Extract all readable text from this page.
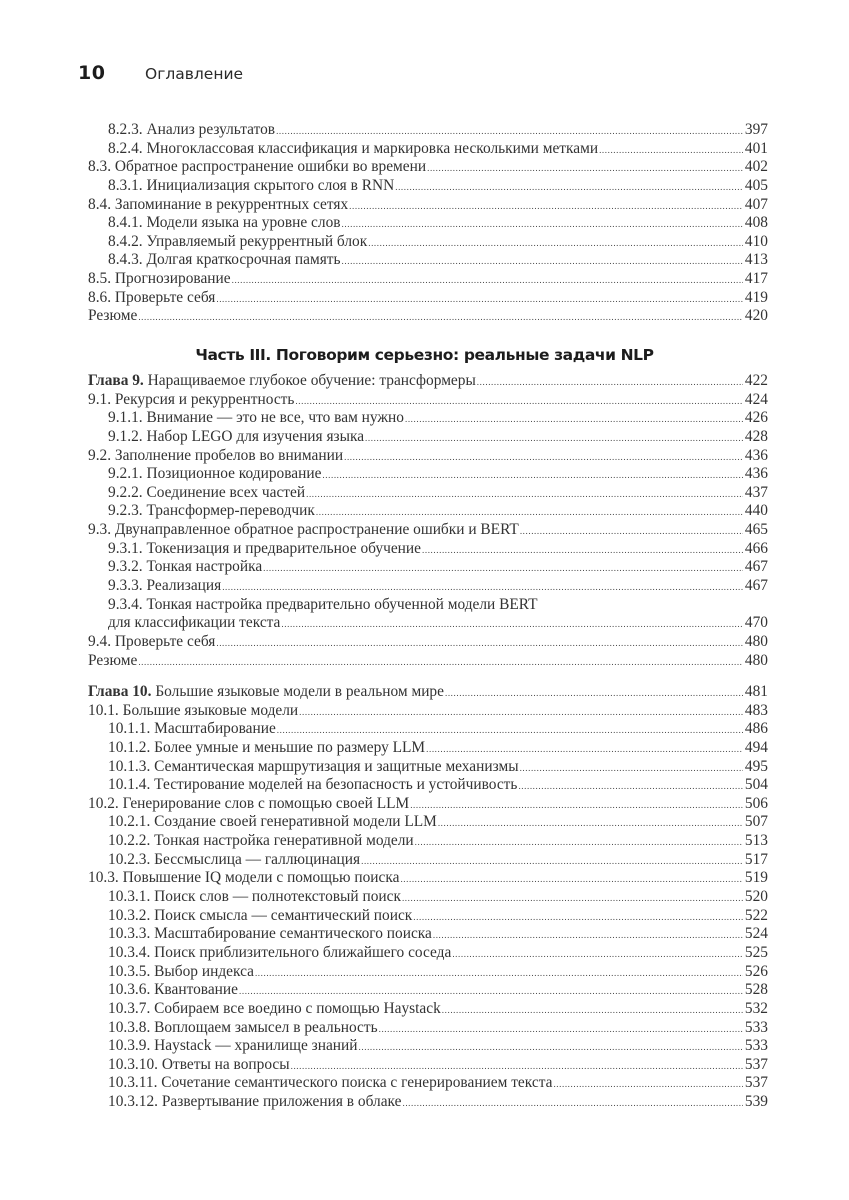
10	Оглавление
8.2.3. Анализ результатов .....	397
8.2.4. Многоклассовая классификация и маркировка несколькими метками .....	401
8.3. Обратное распространение ошибки во времени .....	402
8.3.1. Инициализация скрытого слоя в RNN .....	405
8.4. Запоминание в рекуррентных сетях .....	407
8.4.1. Модели языка на уровне слов .....	408
8.4.2. Управляемый рекуррентный блок .....	410
8.4.3. Долгая краткосрочная память .....	413
8.5. Прогнозирование .....	417
8.6. Проверьте себя .....	419
Резюме .....	420
Часть III. Поговорим серьезно: реальные задачи NLP
Глава 9. Наращиваемое глубокое обучение: трансформеры .....	422
9.1. Рекурсия и рекуррентность .....	424
9.1.1. Внимание — это не все, что вам нужно .....	426
9.1.2. Набор LEGO для изучения языка .....	428
9.2. Заполнение пробелов во внимании .....	436
9.2.1. Позиционное кодирование .....	436
9.2.2. Соединение всех частей .....	437
9.2.3. Трансформер-переводчик .....	440
9.3. Двунаправленное обратное распространение ошибки и BERT .....	465
9.3.1. Токенизация и предварительное обучение .....	466
9.3.2. Тонкая настройка .....	467
9.3.3. Реализация .....	467
9.3.4. Тонкая настройка предварительно обученной модели BERT
для классификации текста .....	470
9.4. Проверьте себя .....	480
Резюме .....	480
Глава 10. Большие языковые модели в реальном мире .....	481
10.1. Большие языковые модели .....	483
10.1.1. Масштабирование .....	486
10.1.2. Более умные и меньшие по размеру LLM .....	494
10.1.3. Семантическая маршрутизация и защитные механизмы .....	495
10.1.4. Тестирование моделей на безопасность и устойчивость .....	504
10.2. Генерирование слов с помощью своей LLM .....	506
10.2.1. Создание своей генеративной модели LLM .....	507
10.2.2. Тонкая настройка генеративной модели .....	513
10.2.3. Бессмыслица — галлюцинация .....	517
10.3. Повышение IQ модели с помощью поиска .....	519
10.3.1. Поиск слов — полнотекстовый поиск .....	520
10.3.2. Поиск смысла — семантический поиск .....	522
10.3.3. Масштабирование семантического поиска .....	524
10.3.4. Поиск приблизительного ближайшего соседа .....	525
10.3.5. Выбор индекса .....	526
10.3.6. Квантование .....	528
10.3.7. Собираем все воедино с помощью Haystack .....	532
10.3.8. Воплощаем замысел в реальность .....	533
10.3.9. Haystack — хранилище знаний .....	533
10.3.10. Ответы на вопросы .....	537
10.3.11. Сочетание семантического поиска с генерированием текста .....	537
10.3.12. Развертывание приложения в облаке .....	539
---------------
## [EXERCISE REQUIREMENTS]
Reply with one number: the count of lines in the entries that include the word "себя".

## [THE COMPLETED TASK]
2